┌────────

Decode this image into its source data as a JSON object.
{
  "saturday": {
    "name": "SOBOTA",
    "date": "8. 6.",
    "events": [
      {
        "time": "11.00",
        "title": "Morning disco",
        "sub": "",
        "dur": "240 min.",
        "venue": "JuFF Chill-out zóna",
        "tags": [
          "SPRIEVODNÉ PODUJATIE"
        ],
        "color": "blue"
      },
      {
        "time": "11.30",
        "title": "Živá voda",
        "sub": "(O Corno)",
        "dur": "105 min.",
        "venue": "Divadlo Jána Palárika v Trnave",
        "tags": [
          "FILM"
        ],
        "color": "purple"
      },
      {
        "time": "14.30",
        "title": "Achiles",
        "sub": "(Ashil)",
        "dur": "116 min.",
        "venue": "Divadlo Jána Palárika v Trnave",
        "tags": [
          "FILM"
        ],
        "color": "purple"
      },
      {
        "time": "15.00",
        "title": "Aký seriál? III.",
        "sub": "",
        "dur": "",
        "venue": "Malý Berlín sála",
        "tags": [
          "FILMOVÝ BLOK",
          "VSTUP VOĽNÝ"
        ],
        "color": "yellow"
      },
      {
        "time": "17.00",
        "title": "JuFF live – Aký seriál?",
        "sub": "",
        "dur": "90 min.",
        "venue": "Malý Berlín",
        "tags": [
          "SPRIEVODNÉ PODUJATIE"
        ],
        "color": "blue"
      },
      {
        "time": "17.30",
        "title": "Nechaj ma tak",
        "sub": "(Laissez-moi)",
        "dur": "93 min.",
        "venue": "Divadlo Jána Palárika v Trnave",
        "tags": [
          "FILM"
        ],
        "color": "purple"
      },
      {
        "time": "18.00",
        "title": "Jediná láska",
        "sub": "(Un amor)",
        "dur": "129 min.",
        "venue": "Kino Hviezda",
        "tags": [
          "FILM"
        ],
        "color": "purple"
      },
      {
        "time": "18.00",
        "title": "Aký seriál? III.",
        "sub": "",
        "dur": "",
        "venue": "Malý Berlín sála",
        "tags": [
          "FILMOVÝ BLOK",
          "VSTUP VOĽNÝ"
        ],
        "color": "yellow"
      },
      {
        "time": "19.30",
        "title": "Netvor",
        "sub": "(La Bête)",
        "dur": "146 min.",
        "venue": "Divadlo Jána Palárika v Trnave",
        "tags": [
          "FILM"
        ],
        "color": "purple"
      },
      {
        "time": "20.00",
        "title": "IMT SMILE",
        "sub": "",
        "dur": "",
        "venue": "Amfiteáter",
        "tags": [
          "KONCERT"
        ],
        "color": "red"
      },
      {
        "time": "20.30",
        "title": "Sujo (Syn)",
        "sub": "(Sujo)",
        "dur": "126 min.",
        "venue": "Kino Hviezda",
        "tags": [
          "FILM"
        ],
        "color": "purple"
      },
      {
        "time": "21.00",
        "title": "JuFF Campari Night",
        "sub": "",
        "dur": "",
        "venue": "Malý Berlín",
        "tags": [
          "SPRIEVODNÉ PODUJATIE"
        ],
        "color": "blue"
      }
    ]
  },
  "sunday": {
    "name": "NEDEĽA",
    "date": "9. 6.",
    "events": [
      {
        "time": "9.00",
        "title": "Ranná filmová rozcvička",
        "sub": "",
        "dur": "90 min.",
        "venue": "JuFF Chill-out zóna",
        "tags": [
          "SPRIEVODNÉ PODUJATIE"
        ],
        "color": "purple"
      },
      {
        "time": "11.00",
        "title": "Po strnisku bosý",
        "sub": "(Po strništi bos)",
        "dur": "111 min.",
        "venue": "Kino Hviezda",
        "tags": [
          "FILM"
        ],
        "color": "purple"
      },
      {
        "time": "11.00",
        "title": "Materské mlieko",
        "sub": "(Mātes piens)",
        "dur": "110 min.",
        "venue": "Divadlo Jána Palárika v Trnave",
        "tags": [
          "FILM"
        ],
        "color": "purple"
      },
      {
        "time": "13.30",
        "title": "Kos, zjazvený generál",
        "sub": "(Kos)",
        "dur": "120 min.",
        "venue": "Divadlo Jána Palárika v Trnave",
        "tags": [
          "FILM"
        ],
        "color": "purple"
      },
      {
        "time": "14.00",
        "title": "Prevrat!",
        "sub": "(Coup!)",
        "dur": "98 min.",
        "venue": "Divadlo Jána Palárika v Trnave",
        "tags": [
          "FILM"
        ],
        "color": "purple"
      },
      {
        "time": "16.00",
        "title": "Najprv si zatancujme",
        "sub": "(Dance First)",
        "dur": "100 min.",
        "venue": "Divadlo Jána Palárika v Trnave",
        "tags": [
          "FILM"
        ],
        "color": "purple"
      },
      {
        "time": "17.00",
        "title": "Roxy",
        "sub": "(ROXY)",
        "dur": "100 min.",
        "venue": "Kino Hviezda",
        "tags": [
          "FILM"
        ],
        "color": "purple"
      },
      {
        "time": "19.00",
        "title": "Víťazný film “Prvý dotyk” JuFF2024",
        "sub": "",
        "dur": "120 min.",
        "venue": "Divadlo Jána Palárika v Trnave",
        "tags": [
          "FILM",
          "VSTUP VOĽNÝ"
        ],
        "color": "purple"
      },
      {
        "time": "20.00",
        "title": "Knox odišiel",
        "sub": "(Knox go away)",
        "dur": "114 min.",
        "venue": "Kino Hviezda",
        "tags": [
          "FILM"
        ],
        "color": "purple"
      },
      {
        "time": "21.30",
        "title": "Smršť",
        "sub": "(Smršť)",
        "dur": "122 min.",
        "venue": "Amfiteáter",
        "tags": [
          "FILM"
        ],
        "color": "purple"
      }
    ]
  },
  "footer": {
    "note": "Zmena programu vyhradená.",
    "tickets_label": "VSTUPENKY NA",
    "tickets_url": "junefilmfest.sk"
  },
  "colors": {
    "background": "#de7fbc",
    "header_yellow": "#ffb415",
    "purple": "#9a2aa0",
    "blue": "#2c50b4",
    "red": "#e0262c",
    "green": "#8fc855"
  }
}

└────────

## [EXERCISE OBJECTIVE]
Retype the listing. Match it exactly.

## [OUTPUT BELOW]
Decode this image into its source data as a JSON object.
{
  "saturday": {
    "name": "SOBOTA",
    "date": "8. 6.",
    "events": [
      {
        "time": "11.00",
        "title": "Morning disco",
        "sub": "",
        "dur": "240 min.",
        "venue": "JuFF Chill-out zóna",
        "tags": [
          "SPRIEVODNÉ PODUJATIE"
        ],
        "color": "blue"
      },
      {
        "time": "11.30",
        "title": "Živá voda",
        "sub": "(O Corno)",
        "dur": "105 min.",
        "venue": "Divadlo Jána Palárika v Trnave",
        "tags": [
          "FILM"
        ],
        "color": "purple"
      },
      {
        "time": "14.30",
        "title": "Achiles",
        "sub": "(Ashil)",
        "dur": "116 min.",
        "venue": "Divadlo Jána Palárika v Trnave",
        "tags": [
          "FILM"
        ],
        "color": "purple"
      },
      {
        "time": "15.00",
        "title": "Aký seriál? III.",
        "sub": "",
        "dur": "",
        "venue": "Malý Berlín sála",
        "tags": [
          "FILMOVÝ BLOK",
          "VSTUP VOĽNÝ"
        ],
        "color": "yellow"
      },
      {
        "time": "17.00",
        "title": "JuFF live – Aký seriál?",
        "sub": "",
        "dur": "90 min.",
        "venue": "Malý Berlín",
        "tags": [
          "SPRIEVODNÉ PODUJATIE"
        ],
        "color": "blue"
      },
      {
        "time": "17.30",
        "title": "Nechaj ma tak",
        "sub": "(Laissez-moi)",
        "dur": "93 min.",
        "venue": "Divadlo Jána Palárika v Trnave",
        "tags": [
          "FILM"
        ],
        "color": "purple"
      },
      {
        "time": "18.00",
        "title": "Jediná láska",
        "sub": "(Un amor)",
        "dur": "129 min.",
        "venue": "Kino Hviezda",
        "tags": [
          "FILM"
        ],
        "color": "purple"
      },
      {
        "time": "18.00",
        "title": "Aký seriál? III.",
        "sub": "",
        "dur": "",
        "venue": "Malý Berlín sála",
        "tags": [
          "FILMOVÝ BLOK",
          "VSTUP VOĽNÝ"
        ],
        "color": "yellow"
      },
      {
        "time": "19.30",
        "title": "Netvor",
        "sub": "(La Bête)",
        "dur": "146 min.",
        "venue": "Divadlo Jána Palárika v Trnave",
        "tags": [
          "FILM"
        ],
        "color": "purple"
      },
      {
        "time": "20.00",
        "title": "IMT SMILE",
        "sub": "",
        "dur": "",
        "venue": "Amfiteáter",
        "tags": [
          "KONCERT"
        ],
        "color": "red"
      },
      {
        "time": "20.30",
        "title": "Sujo (Syn)",
        "sub": "(Sujo)",
        "dur": "126 min.",
        "venue": "Kino Hviezda",
        "tags": [
          "FILM"
        ],
        "color": "purple"
      },
      {
        "time": "21.00",
        "title": "JuFF Campari Night",
        "sub": "",
        "dur": "",
        "venue": "Malý Berlín",
        "tags": [
          "SPRIEVODNÉ PODUJATIE"
        ],
        "color": "blue"
      }
    ]
  },
  "sunday": {
    "name": "NEDEĽA",
    "date": "9. 6.",
    "events": [
      {
        "time": "9.00",
        "title": "Ranná filmová rozcvička",
        "sub": "",
        "dur": "90 min.",
        "venue": "JuFF Chill-out zóna",
        "tags": [
          "SPRIEVODNÉ PODUJATIE"
        ],
        "color": "purple"
      },
      {
        "time": "11.00",
        "title": "Po strnisku bosý",
        "sub": "(Po strništi bos)",
        "dur": "111 min.",
        "venue": "Kino Hviezda",
        "tags": [
          "FILM"
        ],
        "color": "purple"
      },
      {
        "time": "11.00",
        "title": "Materské mlieko",
        "sub": "(Mātes piens)",
        "dur": "110 min.",
        "venue": "Divadlo Jána Palárika v Trnave",
        "tags": [
          "FILM"
        ],
        "color": "purple"
      },
      {
        "time": "13.30",
        "title": "Kos, zjazvený generál",
        "sub": "(Kos)",
        "dur": "120 min.",
        "venue": "Divadlo Jána Palárika v Trnave",
        "tags": [
          "FILM"
        ],
        "color": "purple"
      },
      {
        "time": "14.00",
        "title": "Prevrat!",
        "sub": "(Coup!)",
        "dur": "98 min.",
        "venue": "Divadlo Jána Palárika v Trnave",
        "tags": [
          "FILM"
        ],
        "color": "purple"
      },
      {
        "time": "16.00",
        "title": "Najprv si zatancujme",
        "sub": "(Dance First)",
        "dur": "100 min.",
        "venue": "Divadlo Jána Palárika v Trnave",
        "tags": [
          "FILM"
        ],
        "color": "purple"
      },
      {
        "time": "17.00",
        "title": "Roxy",
        "sub": "(ROXY)",
        "dur": "100 min.",
        "venue": "Kino Hviezda",
        "tags": [
          "FILM"
        ],
        "color": "purple"
      },
      {
        "time": "19.00",
        "title": "Víťazný film “Prvý dotyk” JuFF2024",
        "sub": "",
        "dur": "120 min.",
        "venue": "Divadlo Jána Palárika v Trnave",
        "tags": [
          "FILM",
          "VSTUP VOĽNÝ"
        ],
        "color": "purple"
      },
      {
        "time": "20.00",
        "title": "Knox odišiel",
        "sub": "(Knox go away)",
        "dur": "114 min.",
        "venue": "Kino Hviezda",
        "tags": [
          "FILM"
        ],
        "color": "purple"
      },
      {
        "time": "21.30",
        "title": "Smršť",
        "sub": "(Smršť)",
        "dur": "122 min.",
        "venue": "Amfiteáter",
        "tags": [
          "FILM"
        ],
        "color": "purple"
      }
    ]
  },
  "footer": {
    "note": "Zmena programu vyhradená.",
    "tickets_label": "VSTUPENKY NA",
    "tickets_url": "junefilmfest.sk"
  },
  "colors": {
    "background": "#de7fbc",
    "header_yellow": "#ffb415",
    "purple": "#9a2aa0",
    "blue": "#2c50b4",
    "red": "#e0262c",
    "green": "#8fc855"
  }
}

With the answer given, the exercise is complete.